Find every line containing the word "subtitle" and report the count, nothing more.

## START DATA

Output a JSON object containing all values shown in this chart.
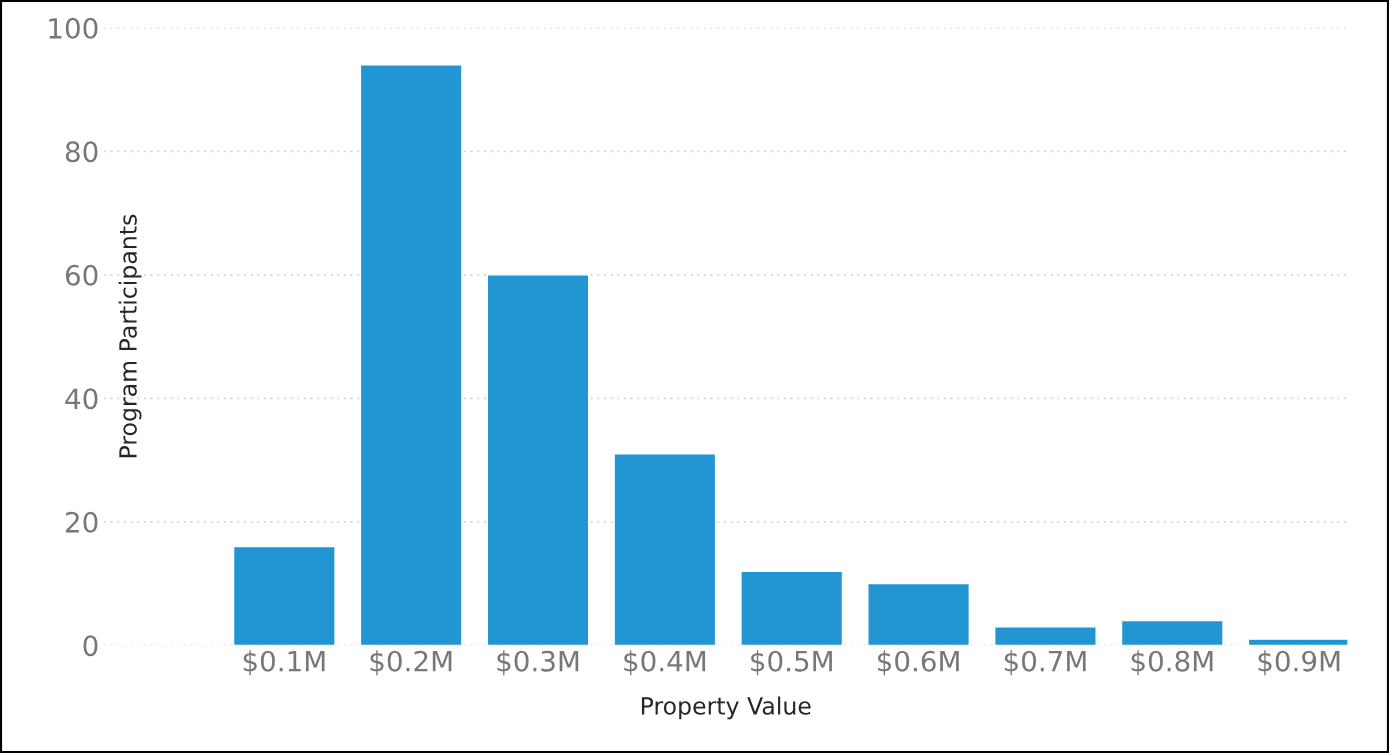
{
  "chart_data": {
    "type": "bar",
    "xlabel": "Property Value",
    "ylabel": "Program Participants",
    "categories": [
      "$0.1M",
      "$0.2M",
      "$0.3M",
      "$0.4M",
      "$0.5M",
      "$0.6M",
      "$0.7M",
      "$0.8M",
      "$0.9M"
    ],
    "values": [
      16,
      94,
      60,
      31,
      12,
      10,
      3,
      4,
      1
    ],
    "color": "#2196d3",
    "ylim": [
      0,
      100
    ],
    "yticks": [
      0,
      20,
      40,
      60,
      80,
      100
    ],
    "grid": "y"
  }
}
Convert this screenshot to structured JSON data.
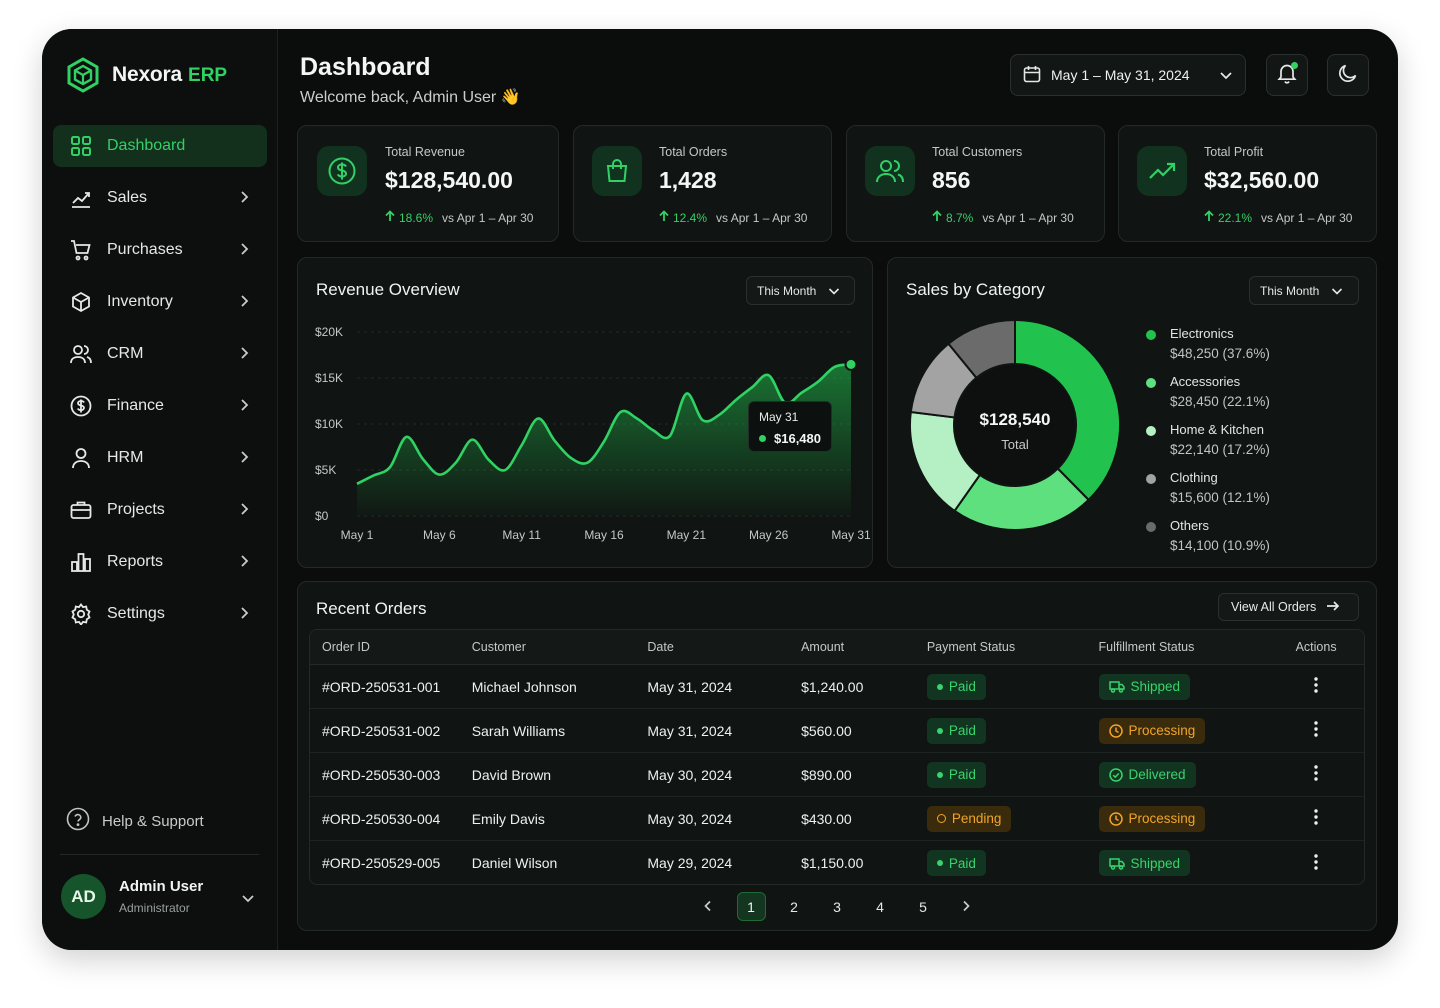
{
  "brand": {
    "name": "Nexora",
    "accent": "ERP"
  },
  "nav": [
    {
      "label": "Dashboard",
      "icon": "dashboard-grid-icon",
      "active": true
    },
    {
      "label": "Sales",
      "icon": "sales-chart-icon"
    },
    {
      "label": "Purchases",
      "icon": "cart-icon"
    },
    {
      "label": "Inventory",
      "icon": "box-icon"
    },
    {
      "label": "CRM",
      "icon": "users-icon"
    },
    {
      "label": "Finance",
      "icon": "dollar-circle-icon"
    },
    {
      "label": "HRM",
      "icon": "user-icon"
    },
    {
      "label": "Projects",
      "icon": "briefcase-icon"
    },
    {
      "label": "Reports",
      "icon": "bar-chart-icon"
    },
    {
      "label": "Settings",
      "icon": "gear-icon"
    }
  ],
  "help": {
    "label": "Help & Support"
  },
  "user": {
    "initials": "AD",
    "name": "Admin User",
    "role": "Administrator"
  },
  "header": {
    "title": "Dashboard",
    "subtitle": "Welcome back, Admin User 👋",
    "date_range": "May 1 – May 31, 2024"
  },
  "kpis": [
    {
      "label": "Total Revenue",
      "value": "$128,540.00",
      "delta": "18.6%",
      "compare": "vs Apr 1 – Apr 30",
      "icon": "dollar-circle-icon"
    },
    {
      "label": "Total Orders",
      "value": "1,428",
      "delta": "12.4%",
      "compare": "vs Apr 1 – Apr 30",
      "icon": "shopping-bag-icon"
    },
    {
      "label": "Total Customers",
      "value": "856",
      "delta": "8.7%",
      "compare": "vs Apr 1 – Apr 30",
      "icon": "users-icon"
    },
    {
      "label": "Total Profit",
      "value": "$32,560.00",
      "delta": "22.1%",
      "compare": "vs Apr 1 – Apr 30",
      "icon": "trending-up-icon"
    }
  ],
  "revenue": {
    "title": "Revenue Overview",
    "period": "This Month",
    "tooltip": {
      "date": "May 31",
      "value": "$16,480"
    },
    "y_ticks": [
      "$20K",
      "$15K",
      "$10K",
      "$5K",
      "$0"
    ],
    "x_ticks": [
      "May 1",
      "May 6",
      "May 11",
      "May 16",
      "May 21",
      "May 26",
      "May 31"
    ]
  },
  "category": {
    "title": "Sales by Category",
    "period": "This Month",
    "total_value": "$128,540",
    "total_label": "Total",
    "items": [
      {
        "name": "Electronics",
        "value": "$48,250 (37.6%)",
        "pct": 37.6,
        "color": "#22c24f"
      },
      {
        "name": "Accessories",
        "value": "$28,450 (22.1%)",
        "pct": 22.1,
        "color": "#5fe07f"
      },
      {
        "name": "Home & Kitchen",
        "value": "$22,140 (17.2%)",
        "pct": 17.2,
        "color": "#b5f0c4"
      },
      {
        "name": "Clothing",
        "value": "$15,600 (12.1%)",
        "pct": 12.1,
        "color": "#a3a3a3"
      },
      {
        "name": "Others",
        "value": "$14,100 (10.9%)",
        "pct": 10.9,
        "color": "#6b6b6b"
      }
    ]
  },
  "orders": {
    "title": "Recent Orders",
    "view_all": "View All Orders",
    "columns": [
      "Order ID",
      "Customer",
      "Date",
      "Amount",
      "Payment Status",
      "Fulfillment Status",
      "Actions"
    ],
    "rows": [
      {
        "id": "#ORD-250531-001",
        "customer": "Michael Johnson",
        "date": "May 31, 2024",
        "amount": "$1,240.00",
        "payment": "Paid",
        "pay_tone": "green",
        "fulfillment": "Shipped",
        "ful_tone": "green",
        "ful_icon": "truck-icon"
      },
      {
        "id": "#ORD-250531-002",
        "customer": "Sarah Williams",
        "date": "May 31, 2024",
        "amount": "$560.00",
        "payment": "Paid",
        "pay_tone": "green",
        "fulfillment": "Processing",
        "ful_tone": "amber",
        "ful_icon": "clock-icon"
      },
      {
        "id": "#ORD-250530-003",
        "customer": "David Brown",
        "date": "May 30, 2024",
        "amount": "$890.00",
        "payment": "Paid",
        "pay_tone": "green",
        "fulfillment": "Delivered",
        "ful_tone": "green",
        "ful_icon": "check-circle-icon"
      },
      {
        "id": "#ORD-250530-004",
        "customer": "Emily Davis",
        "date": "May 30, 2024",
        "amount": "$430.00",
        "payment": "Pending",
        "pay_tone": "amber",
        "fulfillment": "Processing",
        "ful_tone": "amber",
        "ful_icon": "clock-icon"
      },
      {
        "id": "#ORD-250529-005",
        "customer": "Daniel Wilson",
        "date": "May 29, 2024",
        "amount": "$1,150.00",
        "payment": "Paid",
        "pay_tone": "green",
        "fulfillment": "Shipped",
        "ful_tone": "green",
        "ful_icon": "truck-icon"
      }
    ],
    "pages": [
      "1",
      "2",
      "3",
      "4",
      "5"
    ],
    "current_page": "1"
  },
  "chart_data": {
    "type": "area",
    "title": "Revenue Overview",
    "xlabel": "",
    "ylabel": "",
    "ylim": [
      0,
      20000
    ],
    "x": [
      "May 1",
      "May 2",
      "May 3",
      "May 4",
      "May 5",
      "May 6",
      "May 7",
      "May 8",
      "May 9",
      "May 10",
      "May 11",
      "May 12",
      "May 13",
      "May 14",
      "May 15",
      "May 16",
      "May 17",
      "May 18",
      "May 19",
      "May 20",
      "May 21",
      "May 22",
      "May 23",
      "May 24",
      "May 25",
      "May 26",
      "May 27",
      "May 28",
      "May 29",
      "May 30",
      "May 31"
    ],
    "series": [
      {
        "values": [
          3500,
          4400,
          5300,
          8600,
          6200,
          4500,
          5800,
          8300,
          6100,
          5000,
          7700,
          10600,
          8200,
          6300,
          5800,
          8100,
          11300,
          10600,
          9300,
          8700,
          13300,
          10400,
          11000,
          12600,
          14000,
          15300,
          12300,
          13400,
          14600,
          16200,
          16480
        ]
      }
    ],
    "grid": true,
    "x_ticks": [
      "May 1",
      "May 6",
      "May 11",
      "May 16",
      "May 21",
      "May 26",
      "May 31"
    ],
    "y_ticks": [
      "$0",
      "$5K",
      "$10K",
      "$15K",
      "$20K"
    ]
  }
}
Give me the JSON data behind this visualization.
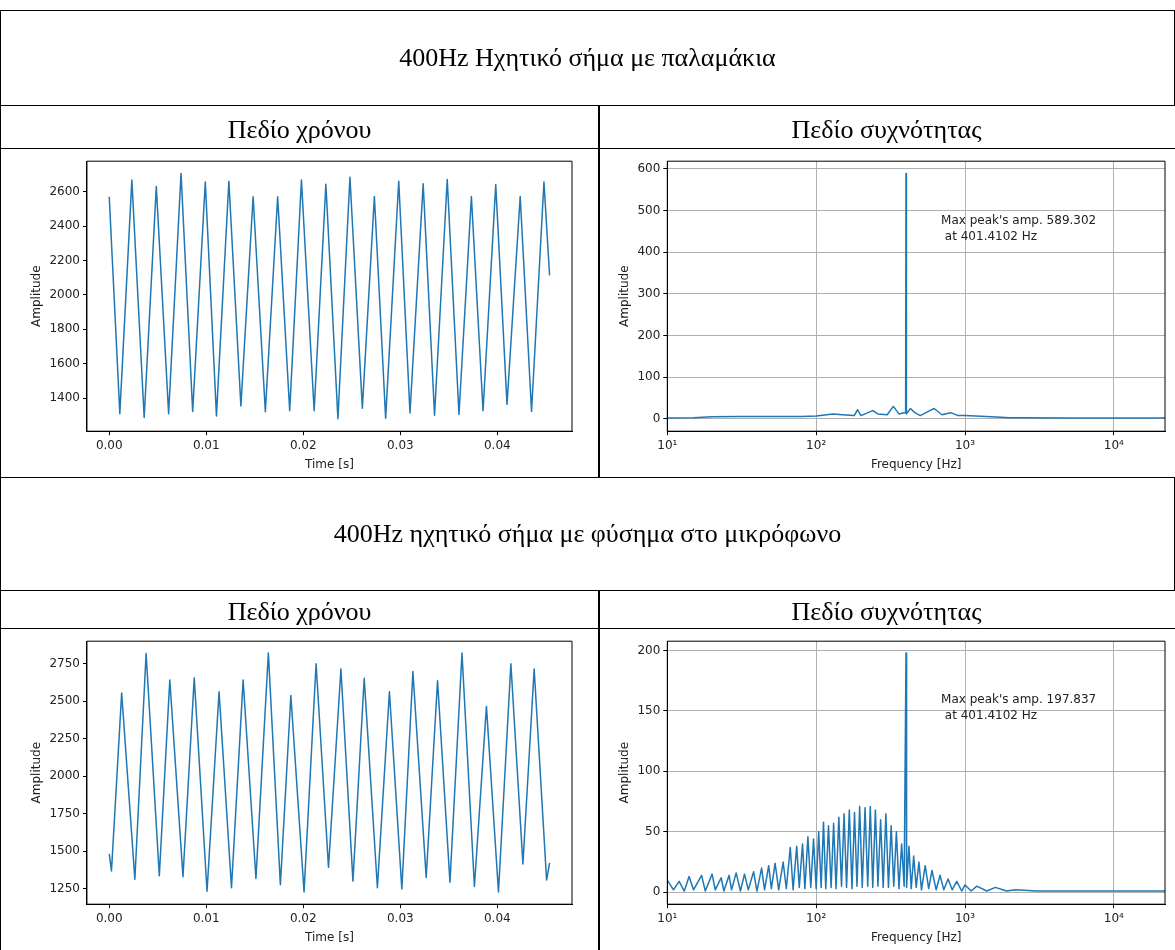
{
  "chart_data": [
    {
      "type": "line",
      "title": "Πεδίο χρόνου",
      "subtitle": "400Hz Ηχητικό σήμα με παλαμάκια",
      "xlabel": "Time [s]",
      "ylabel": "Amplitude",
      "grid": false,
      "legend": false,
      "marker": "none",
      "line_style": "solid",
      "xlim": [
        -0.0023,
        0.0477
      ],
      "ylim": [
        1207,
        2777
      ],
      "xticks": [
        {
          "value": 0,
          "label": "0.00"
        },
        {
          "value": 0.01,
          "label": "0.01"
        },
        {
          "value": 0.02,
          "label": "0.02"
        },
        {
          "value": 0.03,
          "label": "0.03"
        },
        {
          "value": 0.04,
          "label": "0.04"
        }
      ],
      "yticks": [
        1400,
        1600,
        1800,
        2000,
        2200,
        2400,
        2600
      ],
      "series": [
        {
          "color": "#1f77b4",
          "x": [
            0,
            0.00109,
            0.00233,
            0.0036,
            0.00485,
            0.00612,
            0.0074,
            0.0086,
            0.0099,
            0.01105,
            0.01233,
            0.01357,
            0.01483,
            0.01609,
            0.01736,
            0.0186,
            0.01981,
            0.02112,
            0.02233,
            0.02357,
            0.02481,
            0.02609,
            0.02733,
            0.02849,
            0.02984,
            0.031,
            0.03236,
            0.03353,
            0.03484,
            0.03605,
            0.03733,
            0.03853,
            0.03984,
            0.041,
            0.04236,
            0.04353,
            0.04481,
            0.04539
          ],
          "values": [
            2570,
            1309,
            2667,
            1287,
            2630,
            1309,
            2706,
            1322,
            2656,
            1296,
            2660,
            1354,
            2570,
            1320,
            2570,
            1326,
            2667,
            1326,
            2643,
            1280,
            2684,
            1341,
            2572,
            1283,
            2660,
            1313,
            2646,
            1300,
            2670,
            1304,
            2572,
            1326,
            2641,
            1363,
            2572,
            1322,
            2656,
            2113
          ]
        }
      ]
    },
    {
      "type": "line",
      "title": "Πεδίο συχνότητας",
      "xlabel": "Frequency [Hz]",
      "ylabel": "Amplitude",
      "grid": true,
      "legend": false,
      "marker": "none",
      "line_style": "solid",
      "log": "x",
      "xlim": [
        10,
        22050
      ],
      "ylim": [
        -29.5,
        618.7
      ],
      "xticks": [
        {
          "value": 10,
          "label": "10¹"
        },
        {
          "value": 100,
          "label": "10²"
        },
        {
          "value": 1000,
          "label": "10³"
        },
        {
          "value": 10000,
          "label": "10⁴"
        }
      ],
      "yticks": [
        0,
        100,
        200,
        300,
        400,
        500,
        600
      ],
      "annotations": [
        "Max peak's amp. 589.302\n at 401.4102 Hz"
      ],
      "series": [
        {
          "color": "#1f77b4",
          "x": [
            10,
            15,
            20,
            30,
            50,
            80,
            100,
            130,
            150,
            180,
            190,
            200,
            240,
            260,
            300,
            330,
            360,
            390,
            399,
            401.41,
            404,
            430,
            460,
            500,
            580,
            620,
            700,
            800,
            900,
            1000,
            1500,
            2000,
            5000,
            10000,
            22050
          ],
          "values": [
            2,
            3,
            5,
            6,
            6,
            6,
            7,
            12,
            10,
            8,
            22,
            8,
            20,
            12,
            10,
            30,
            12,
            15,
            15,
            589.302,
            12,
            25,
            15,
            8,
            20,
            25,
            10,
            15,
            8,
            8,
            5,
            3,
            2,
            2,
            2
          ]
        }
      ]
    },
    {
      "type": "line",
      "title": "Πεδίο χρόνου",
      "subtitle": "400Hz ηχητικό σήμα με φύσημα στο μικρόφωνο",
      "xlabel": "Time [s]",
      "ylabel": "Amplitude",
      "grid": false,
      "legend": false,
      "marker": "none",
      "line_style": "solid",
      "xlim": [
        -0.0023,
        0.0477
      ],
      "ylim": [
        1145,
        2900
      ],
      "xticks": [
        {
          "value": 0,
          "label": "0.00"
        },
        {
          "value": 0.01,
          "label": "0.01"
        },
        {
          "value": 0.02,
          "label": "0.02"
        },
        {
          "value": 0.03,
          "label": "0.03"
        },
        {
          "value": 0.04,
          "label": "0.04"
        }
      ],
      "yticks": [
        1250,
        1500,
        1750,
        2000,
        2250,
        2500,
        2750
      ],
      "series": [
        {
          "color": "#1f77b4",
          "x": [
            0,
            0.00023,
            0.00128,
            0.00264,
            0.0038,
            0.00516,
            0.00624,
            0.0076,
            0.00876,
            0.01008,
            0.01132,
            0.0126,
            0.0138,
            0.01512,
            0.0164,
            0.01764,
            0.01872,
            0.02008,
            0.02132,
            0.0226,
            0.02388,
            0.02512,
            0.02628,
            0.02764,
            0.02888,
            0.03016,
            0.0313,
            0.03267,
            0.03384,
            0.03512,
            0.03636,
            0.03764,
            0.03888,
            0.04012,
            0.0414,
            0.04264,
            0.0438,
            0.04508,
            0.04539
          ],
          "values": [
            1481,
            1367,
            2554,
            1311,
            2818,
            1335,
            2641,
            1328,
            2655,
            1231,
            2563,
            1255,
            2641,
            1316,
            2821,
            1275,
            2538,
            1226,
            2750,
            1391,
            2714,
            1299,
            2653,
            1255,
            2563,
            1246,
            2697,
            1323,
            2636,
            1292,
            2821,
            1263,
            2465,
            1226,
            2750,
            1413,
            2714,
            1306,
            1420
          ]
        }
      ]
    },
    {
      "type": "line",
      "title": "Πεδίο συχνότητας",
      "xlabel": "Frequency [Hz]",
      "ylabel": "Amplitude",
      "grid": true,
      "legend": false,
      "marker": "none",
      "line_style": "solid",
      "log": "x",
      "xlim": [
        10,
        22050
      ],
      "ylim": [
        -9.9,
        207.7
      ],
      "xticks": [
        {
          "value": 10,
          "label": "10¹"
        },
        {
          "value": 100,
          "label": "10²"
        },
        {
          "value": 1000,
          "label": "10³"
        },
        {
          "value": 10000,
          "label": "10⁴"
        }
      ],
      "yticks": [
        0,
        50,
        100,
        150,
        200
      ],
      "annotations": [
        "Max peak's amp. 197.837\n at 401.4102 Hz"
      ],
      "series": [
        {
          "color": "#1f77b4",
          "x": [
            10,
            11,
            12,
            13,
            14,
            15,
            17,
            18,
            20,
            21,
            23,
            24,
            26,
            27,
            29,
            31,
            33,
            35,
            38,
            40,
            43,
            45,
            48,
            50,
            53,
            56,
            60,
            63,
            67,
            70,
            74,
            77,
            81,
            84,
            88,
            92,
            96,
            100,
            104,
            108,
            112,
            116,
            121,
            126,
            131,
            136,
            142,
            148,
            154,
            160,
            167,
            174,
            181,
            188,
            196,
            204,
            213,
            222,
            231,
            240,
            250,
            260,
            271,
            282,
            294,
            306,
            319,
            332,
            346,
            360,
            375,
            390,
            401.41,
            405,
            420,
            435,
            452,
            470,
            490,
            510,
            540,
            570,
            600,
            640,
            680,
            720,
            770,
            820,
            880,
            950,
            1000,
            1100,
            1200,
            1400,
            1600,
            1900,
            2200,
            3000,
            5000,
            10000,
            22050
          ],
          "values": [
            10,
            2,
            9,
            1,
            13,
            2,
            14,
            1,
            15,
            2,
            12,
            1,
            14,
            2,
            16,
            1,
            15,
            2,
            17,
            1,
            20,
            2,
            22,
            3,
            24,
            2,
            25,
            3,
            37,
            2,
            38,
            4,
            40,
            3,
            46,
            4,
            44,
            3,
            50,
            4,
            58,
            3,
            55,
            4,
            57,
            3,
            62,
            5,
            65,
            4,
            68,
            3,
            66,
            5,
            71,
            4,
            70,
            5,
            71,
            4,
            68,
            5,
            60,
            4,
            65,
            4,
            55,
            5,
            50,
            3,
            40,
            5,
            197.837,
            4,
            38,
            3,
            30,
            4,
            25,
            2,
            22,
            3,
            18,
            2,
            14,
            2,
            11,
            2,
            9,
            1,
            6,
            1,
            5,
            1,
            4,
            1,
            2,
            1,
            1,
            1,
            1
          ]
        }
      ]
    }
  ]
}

## END DATA

→ **SOLUTION BELOW**
3